--- Start of SOURCE MATERIAL ---
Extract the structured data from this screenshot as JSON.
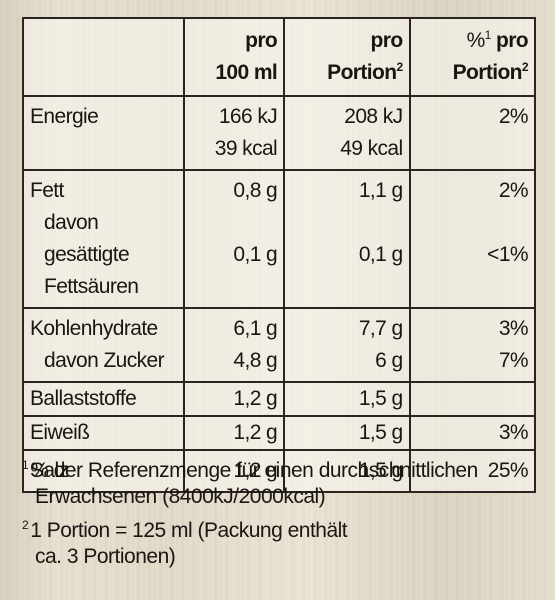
{
  "table": {
    "headers": [
      {
        "lines": [
          "",
          ""
        ]
      },
      {
        "lines": [
          "pro",
          "100 ml"
        ],
        "sup": ""
      },
      {
        "lines": [
          "pro",
          "Portion"
        ],
        "sup": "2"
      },
      {
        "lines_pre_sup": "%",
        "sup": "1",
        "lines": [
          " pro",
          "Portion"
        ],
        "sup2": "2"
      }
    ],
    "rows": {
      "energie": {
        "label": "Energie",
        "v100_1": "166 kJ",
        "v100_2": "39 kcal",
        "vp_1": "208 kJ",
        "vp_2": "49 kcal",
        "pct": "2%"
      },
      "fett": {
        "label": "Fett",
        "sub1a": "davon gesättigte",
        "sub1b": "Fettsäuren",
        "v100": "0,8 g",
        "v100_sub": "0,1 g",
        "vp": "1,1 g",
        "vp_sub": "0,1 g",
        "pct": "2%",
        "pct_sub": "<1%"
      },
      "kh": {
        "label": "Kohlenhydrate",
        "sub": "davon Zucker",
        "v100": "6,1 g",
        "v100_sub": "4,8 g",
        "vp": "7,7 g",
        "vp_sub": "6 g",
        "pct": "3%",
        "pct_sub": "7%"
      },
      "ballast": {
        "label": "Ballaststoffe",
        "v100": "1,2 g",
        "vp": "1,5 g",
        "pct": ""
      },
      "eiweiss": {
        "label": "Eiweiß",
        "v100": "1,2 g",
        "vp": "1,5 g",
        "pct": "3%"
      },
      "salz": {
        "label": "Salz",
        "v100": "1,2 g",
        "vp": "1,5 g",
        "pct": "25%"
      }
    }
  },
  "header": {
    "col2_line1": "pro",
    "col2_line2": "100 ml",
    "col3_line1": "pro",
    "col3_line2": "Portion",
    "col3_sup": "2",
    "col4_pct": "%",
    "col4_sup1": "1",
    "col4_line1": "pro",
    "col4_line2": "Portion",
    "col4_sup2": "2"
  },
  "footnotes": [
    {
      "mark": "1",
      "line1": "% der Referenzmenge für einen durchschnittlichen",
      "line2": "Erwachsenen (8400kJ/2000kcal)"
    },
    {
      "mark": "2",
      "line1": "1 Portion = 125 ml (Packung enthält",
      "line2": "ca. 3 Portionen)"
    }
  ]
}
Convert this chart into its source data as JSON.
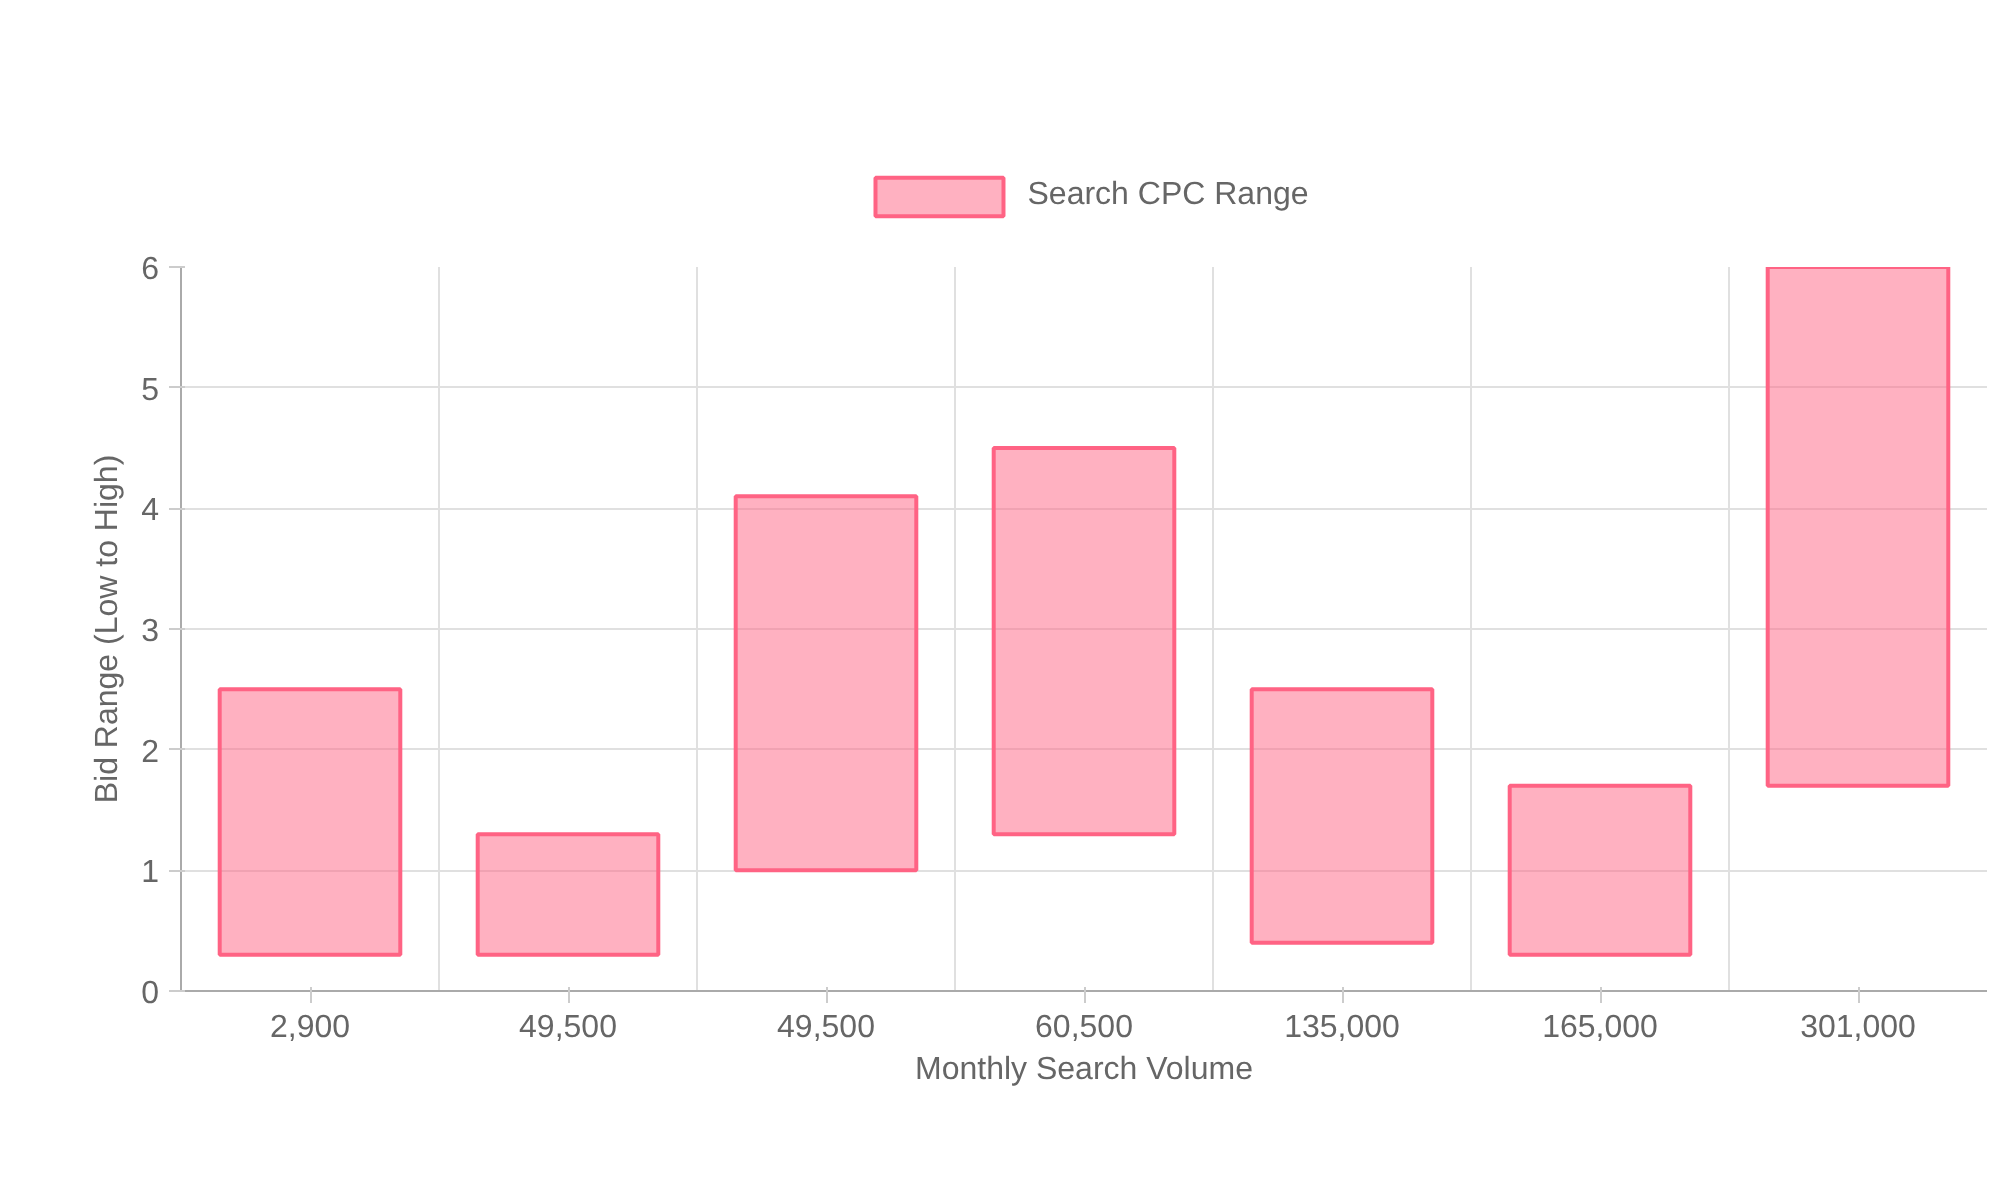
{
  "chart_data": {
    "type": "bar",
    "xlabel": "Monthly Search Volume",
    "ylabel": "Bid Range (Low to High)",
    "categories": [
      "2,900",
      "49,500",
      "49,500",
      "60,500",
      "135,000",
      "165,000",
      "301,000"
    ],
    "series": [
      {
        "name": "Search CPC Range",
        "color": "#ff6384",
        "values": [
          2.2,
          1.0,
          3.1,
          3.2,
          2.1,
          1.4,
          4.3
        ],
        "base": [
          0.3,
          0.3,
          1.0,
          1.3,
          0.4,
          0.3,
          1.7
        ]
      }
    ],
    "ylim": [
      0,
      6
    ],
    "yticks": [
      0,
      1,
      2,
      3,
      4,
      5,
      6
    ],
    "grid": true,
    "legend": "top"
  }
}
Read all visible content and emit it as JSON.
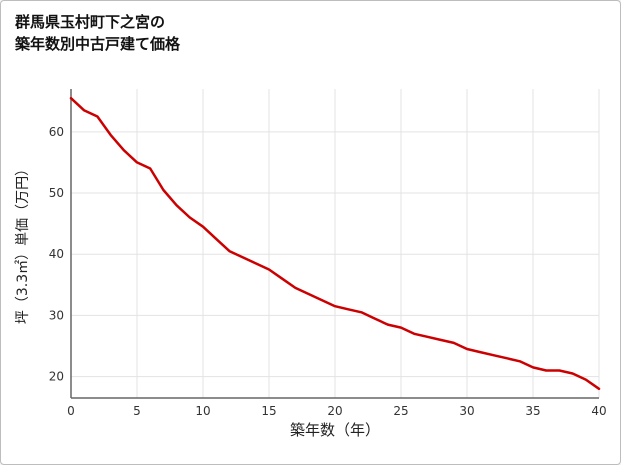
{
  "title": {
    "line1": "群馬県玉村町下之宮の",
    "line2": "築年数別中古戸建て価格"
  },
  "chart_data": {
    "type": "line",
    "title": "群馬県玉村町下之宮の築年数別中古戸建て価格",
    "x": [
      0,
      1,
      2,
      3,
      4,
      5,
      6,
      7,
      8,
      9,
      10,
      11,
      12,
      13,
      14,
      15,
      16,
      17,
      18,
      19,
      20,
      21,
      22,
      23,
      24,
      25,
      26,
      27,
      28,
      29,
      30,
      31,
      32,
      33,
      34,
      35,
      36,
      37,
      38,
      39,
      40
    ],
    "values": [
      65.5,
      63.5,
      62.5,
      59.5,
      57,
      55,
      54,
      50.5,
      48,
      46,
      44.5,
      42.5,
      40.5,
      39.5,
      38.5,
      37.5,
      36,
      34.5,
      33.5,
      32.5,
      31.5,
      31,
      30.5,
      29.5,
      28.5,
      28,
      27,
      26.5,
      26,
      25.5,
      24.5,
      24,
      23.5,
      23,
      22.5,
      21.5,
      21,
      21,
      20.5,
      19.5,
      18
    ],
    "xlabel": "築年数（年）",
    "ylabel": "坪（3.3㎡）単価（万円）",
    "xlim": [
      0,
      40
    ],
    "ylim": [
      16.5,
      67
    ],
    "xticks": [
      0,
      5,
      10,
      15,
      20,
      25,
      30,
      35,
      40
    ],
    "yticks": [
      20,
      30,
      40,
      50,
      60
    ],
    "grid": true,
    "legend": "none",
    "line_color": "#cc0000",
    "grid_color": "#e3e3e3",
    "axis_color": "#666666"
  }
}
--- End of SOURCE MATERIAL ---
TASK DIRECTIONS
Write every entry out again exactly, dropping the pictures.

ANSWER TO THIS EXERCISE
Extract the structured data from this screenshot as JSON.
{
  "table": {
    "headers": [
      {
        "lines": [
          "",
          ""
        ]
      },
      {
        "lines": [
          "pro",
          "100 ml"
        ],
        "sup": ""
      },
      {
        "lines": [
          "pro",
          "Portion"
        ],
        "sup": "2"
      },
      {
        "lines_pre_sup": "%",
        "sup": "1",
        "lines": [
          " pro",
          "Portion"
        ],
        "sup2": "2"
      }
    ],
    "rows": {
      "energie": {
        "label": "Energie",
        "v100_1": "166 kJ",
        "v100_2": "39 kcal",
        "vp_1": "208 kJ",
        "vp_2": "49 kcal",
        "pct": "2%"
      },
      "fett": {
        "label": "Fett",
        "sub1a": "davon gesättigte",
        "sub1b": "Fettsäuren",
        "v100": "0,8 g",
        "v100_sub": "0,1 g",
        "vp": "1,1 g",
        "vp_sub": "0,1 g",
        "pct": "2%",
        "pct_sub": "<1%"
      },
      "kh": {
        "label": "Kohlenhydrate",
        "sub": "davon Zucker",
        "v100": "6,1 g",
        "v100_sub": "4,8 g",
        "vp": "7,7 g",
        "vp_sub": "6 g",
        "pct": "3%",
        "pct_sub": "7%"
      },
      "ballast": {
        "label": "Ballaststoffe",
        "v100": "1,2 g",
        "vp": "1,5 g",
        "pct": ""
      },
      "eiweiss": {
        "label": "Eiweiß",
        "v100": "1,2 g",
        "vp": "1,5 g",
        "pct": "3%"
      },
      "salz": {
        "label": "Salz",
        "v100": "1,2 g",
        "vp": "1,5 g",
        "pct": "25%"
      }
    }
  },
  "header": {
    "col2_line1": "pro",
    "col2_line2": "100 ml",
    "col3_line1": "pro",
    "col3_line2": "Portion",
    "col3_sup": "2",
    "col4_pct": "%",
    "col4_sup1": "1",
    "col4_line1": "pro",
    "col4_line2": "Portion",
    "col4_sup2": "2"
  },
  "footnotes": [
    {
      "mark": "1",
      "line1": "% der Referenzmenge für einen durchschnittlichen",
      "line2": "Erwachsenen (8400kJ/2000kcal)"
    },
    {
      "mark": "2",
      "line1": "1 Portion = 125 ml (Packung enthält",
      "line2": "ca. 3 Portionen)"
    }
  ]
}
Convert this chart into its source data as JSON.
{
  "chart_data": {
    "type": "bar",
    "xlabel": "Monthly Search Volume",
    "ylabel": "Bid Range (Low to High)",
    "categories": [
      "2,900",
      "49,500",
      "49,500",
      "60,500",
      "135,000",
      "165,000",
      "301,000"
    ],
    "series": [
      {
        "name": "Search CPC Range",
        "color": "#ff6384",
        "values": [
          2.2,
          1.0,
          3.1,
          3.2,
          2.1,
          1.4,
          4.3
        ],
        "base": [
          0.3,
          0.3,
          1.0,
          1.3,
          0.4,
          0.3,
          1.7
        ]
      }
    ],
    "ylim": [
      0,
      6
    ],
    "yticks": [
      0,
      1,
      2,
      3,
      4,
      5,
      6
    ],
    "grid": true,
    "legend": "top"
  }
}
Read all visible content and emit it as JSON.
{
  "title": {
    "line1": "群馬県玉村町下之宮の",
    "line2": "築年数別中古戸建て価格"
  },
  "chart_data": {
    "type": "line",
    "title": "群馬県玉村町下之宮の築年数別中古戸建て価格",
    "x": [
      0,
      1,
      2,
      3,
      4,
      5,
      6,
      7,
      8,
      9,
      10,
      11,
      12,
      13,
      14,
      15,
      16,
      17,
      18,
      19,
      20,
      21,
      22,
      23,
      24,
      25,
      26,
      27,
      28,
      29,
      30,
      31,
      32,
      33,
      34,
      35,
      36,
      37,
      38,
      39,
      40
    ],
    "values": [
      65.5,
      63.5,
      62.5,
      59.5,
      57,
      55,
      54,
      50.5,
      48,
      46,
      44.5,
      42.5,
      40.5,
      39.5,
      38.5,
      37.5,
      36,
      34.5,
      33.5,
      32.5,
      31.5,
      31,
      30.5,
      29.5,
      28.5,
      28,
      27,
      26.5,
      26,
      25.5,
      24.5,
      24,
      23.5,
      23,
      22.5,
      21.5,
      21,
      21,
      20.5,
      19.5,
      18
    ],
    "xlabel": "築年数（年）",
    "ylabel": "坪（3.3㎡）単価（万円）",
    "xlim": [
      0,
      40
    ],
    "ylim": [
      16.5,
      67
    ],
    "xticks": [
      0,
      5,
      10,
      15,
      20,
      25,
      30,
      35,
      40
    ],
    "yticks": [
      20,
      30,
      40,
      50,
      60
    ],
    "grid": true,
    "legend": "none",
    "line_color": "#cc0000",
    "grid_color": "#e3e3e3",
    "axis_color": "#666666"
  }
}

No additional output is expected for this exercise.